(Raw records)
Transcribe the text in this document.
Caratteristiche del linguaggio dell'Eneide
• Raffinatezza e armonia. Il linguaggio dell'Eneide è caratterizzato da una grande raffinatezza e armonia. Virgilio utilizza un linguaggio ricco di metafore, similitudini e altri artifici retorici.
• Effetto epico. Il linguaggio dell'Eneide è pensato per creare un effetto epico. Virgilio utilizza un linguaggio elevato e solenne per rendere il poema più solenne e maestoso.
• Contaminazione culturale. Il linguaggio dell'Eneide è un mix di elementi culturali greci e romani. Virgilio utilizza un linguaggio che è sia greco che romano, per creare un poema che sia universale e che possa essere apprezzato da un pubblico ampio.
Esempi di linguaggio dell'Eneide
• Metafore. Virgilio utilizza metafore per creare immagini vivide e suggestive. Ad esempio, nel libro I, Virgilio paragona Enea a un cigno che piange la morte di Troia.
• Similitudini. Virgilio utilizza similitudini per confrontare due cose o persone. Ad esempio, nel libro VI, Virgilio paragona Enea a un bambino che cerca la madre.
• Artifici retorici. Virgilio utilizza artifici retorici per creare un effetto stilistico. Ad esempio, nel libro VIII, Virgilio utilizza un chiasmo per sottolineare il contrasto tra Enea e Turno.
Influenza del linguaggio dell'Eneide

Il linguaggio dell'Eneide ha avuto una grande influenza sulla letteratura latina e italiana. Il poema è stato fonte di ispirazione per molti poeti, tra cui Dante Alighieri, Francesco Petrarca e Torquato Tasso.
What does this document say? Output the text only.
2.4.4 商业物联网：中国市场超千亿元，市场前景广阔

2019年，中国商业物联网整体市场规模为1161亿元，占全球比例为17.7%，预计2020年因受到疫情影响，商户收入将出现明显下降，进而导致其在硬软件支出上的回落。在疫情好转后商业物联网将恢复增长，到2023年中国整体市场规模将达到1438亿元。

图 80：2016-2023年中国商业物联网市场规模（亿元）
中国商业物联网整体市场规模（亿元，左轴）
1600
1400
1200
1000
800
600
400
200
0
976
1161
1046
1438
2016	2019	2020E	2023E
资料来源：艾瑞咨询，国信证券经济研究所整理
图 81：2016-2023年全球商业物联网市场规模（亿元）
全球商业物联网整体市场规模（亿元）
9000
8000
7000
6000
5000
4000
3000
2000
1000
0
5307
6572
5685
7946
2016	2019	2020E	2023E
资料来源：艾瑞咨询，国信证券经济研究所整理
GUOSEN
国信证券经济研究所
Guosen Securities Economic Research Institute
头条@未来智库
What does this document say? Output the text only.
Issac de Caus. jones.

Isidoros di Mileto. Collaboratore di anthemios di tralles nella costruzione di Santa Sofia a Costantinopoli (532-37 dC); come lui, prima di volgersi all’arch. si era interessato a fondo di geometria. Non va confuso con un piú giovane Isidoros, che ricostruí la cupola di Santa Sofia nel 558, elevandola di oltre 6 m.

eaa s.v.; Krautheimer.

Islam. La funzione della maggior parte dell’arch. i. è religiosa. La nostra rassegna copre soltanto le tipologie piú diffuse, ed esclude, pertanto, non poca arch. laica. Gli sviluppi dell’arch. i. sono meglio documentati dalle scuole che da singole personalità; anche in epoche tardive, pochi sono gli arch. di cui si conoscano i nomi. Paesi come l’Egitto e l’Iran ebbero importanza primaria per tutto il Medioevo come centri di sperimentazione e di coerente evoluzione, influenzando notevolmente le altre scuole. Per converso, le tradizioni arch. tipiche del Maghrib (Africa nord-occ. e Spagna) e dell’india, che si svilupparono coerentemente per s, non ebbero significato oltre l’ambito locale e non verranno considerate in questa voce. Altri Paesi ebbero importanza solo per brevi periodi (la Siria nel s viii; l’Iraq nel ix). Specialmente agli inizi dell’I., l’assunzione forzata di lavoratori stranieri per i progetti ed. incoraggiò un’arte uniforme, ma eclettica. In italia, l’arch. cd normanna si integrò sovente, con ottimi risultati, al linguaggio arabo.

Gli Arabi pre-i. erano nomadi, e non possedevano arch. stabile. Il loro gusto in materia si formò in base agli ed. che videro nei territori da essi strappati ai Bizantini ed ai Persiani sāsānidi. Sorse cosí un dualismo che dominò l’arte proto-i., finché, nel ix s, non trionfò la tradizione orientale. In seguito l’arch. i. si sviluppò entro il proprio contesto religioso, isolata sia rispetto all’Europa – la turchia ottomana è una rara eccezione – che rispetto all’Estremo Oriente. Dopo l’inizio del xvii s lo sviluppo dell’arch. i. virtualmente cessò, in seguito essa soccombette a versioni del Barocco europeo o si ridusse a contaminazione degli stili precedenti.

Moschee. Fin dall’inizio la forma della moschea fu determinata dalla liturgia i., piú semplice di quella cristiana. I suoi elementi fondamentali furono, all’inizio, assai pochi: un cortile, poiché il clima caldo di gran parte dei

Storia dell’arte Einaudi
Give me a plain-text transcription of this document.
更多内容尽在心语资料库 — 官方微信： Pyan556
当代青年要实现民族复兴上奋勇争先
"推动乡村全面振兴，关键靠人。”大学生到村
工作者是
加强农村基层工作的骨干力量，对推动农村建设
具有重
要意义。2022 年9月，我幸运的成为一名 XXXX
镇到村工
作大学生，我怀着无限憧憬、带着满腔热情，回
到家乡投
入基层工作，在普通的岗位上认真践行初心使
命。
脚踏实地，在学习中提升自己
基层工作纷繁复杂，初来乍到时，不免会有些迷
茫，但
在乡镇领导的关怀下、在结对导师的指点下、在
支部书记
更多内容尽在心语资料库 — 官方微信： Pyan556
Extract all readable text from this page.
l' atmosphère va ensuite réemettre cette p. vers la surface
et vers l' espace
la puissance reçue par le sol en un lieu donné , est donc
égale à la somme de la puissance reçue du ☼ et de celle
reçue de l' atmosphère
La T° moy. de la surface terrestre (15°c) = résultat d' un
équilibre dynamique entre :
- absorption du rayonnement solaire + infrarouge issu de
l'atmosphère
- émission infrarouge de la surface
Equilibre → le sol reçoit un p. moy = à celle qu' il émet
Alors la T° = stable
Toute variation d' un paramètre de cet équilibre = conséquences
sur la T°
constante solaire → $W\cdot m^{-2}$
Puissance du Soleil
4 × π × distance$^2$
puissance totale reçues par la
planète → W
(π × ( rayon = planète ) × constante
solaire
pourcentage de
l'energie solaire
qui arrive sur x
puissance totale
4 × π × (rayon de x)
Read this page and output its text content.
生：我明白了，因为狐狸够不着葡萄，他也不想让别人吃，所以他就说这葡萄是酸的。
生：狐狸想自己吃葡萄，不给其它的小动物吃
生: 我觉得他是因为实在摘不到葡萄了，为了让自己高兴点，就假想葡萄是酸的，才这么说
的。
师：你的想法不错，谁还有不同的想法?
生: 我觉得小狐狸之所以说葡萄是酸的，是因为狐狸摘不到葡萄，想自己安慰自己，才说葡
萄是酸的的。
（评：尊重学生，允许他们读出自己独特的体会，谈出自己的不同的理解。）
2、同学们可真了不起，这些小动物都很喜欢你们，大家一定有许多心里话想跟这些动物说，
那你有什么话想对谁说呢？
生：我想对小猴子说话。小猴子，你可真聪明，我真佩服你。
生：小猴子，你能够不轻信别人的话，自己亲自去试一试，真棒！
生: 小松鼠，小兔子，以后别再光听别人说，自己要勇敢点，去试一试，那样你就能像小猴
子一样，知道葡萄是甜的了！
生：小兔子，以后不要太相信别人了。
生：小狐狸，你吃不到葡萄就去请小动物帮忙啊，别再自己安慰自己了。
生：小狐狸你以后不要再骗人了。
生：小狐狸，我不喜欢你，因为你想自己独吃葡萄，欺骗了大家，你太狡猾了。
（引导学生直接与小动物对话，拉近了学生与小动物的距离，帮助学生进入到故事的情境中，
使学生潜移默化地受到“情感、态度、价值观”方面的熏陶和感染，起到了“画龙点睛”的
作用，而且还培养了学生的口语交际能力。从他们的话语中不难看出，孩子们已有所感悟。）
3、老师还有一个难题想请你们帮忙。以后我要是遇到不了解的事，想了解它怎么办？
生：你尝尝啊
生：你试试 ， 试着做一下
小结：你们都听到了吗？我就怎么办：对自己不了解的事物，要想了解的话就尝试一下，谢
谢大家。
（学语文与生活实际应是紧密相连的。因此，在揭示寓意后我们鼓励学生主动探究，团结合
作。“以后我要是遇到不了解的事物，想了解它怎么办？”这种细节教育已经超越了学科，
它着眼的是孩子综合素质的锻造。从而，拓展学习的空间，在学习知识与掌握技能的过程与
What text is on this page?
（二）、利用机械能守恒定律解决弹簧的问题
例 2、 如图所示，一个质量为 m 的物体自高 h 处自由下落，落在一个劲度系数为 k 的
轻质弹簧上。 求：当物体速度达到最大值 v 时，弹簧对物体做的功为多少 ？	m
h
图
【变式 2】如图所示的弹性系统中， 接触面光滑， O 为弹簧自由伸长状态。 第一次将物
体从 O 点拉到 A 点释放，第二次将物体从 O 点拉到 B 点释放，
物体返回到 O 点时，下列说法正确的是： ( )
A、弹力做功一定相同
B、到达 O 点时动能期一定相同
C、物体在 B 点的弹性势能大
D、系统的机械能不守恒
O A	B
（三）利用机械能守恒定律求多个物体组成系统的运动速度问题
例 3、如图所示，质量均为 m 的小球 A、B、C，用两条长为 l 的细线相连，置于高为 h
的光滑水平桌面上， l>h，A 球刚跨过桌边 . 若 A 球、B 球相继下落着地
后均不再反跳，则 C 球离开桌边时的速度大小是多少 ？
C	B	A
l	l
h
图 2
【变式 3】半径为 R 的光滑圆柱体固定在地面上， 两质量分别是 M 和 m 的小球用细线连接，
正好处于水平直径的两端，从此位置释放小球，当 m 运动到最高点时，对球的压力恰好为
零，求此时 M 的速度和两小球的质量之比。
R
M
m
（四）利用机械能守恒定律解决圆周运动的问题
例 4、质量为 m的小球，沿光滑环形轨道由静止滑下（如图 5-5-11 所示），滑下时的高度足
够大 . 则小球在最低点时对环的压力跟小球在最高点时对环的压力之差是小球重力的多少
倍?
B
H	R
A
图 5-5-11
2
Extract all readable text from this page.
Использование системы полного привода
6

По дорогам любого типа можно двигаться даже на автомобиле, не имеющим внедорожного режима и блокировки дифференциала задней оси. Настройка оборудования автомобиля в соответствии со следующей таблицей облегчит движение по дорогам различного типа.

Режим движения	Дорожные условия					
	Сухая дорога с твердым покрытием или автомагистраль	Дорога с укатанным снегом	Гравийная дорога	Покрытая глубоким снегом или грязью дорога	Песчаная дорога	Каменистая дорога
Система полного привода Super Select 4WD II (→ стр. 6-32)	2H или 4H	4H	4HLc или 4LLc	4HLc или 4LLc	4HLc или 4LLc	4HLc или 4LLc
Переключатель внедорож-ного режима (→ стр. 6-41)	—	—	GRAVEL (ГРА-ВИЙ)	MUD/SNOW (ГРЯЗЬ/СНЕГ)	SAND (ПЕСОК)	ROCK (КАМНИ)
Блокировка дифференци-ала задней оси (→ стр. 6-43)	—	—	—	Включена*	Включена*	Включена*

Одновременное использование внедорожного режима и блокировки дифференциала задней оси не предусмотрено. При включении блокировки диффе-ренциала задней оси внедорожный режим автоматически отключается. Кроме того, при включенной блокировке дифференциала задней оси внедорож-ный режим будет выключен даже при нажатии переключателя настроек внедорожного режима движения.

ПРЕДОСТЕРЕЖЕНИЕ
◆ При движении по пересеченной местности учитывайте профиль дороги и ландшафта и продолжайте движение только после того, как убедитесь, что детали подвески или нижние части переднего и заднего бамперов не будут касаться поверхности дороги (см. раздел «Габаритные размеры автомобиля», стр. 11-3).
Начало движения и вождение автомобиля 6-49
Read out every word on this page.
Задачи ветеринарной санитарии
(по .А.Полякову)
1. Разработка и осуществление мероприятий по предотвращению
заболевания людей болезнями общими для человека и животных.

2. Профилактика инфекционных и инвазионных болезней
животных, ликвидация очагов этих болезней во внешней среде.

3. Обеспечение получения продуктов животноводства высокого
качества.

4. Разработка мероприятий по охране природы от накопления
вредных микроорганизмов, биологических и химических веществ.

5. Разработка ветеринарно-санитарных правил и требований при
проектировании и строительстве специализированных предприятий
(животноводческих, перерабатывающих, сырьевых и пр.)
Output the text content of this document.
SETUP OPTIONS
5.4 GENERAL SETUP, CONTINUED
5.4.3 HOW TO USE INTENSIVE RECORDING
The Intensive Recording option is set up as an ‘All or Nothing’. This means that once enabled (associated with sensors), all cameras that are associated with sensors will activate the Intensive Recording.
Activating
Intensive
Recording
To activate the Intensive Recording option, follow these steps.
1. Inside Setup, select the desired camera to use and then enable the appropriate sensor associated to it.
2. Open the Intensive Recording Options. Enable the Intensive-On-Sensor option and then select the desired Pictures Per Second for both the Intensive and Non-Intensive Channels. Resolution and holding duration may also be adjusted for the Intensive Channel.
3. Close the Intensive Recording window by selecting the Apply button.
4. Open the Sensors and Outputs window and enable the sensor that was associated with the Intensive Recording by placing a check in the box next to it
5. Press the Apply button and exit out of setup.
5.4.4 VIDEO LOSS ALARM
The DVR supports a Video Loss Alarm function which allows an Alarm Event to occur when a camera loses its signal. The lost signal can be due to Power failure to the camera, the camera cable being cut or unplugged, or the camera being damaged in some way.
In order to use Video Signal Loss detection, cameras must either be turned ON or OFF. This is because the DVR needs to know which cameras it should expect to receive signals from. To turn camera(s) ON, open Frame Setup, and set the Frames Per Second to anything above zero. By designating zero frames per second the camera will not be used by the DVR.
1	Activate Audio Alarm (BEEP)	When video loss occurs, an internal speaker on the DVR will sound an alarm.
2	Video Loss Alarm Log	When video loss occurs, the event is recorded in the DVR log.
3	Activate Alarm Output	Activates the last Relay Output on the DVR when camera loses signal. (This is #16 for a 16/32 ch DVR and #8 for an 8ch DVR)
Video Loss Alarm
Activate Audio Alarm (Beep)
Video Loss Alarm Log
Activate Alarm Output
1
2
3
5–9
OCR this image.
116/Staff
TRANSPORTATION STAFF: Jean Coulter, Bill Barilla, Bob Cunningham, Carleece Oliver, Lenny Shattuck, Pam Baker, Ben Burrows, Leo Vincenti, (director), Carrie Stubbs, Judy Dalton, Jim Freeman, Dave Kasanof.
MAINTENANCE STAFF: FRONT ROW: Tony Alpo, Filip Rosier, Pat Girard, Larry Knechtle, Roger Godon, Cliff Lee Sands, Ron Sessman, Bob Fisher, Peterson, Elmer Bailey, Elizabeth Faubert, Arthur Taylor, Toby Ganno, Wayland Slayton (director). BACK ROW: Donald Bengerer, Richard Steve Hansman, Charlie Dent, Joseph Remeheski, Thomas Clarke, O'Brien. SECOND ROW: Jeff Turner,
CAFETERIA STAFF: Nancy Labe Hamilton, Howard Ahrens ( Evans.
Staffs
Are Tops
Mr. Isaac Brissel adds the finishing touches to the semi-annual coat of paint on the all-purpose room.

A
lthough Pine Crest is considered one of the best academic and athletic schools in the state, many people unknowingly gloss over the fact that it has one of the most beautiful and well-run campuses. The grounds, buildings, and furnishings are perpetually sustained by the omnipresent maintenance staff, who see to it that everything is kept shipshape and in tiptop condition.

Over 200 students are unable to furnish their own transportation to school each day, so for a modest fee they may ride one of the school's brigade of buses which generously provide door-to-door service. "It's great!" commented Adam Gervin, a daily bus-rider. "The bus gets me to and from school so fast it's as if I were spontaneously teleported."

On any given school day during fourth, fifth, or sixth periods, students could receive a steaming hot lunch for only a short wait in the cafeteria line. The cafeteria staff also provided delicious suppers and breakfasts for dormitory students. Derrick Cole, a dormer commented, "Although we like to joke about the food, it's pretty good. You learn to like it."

_PROBLEM DETAILS_
Of all the lines in the listing above, how many include "constante"? Write only the number.

_RESPONSE BELOW_
2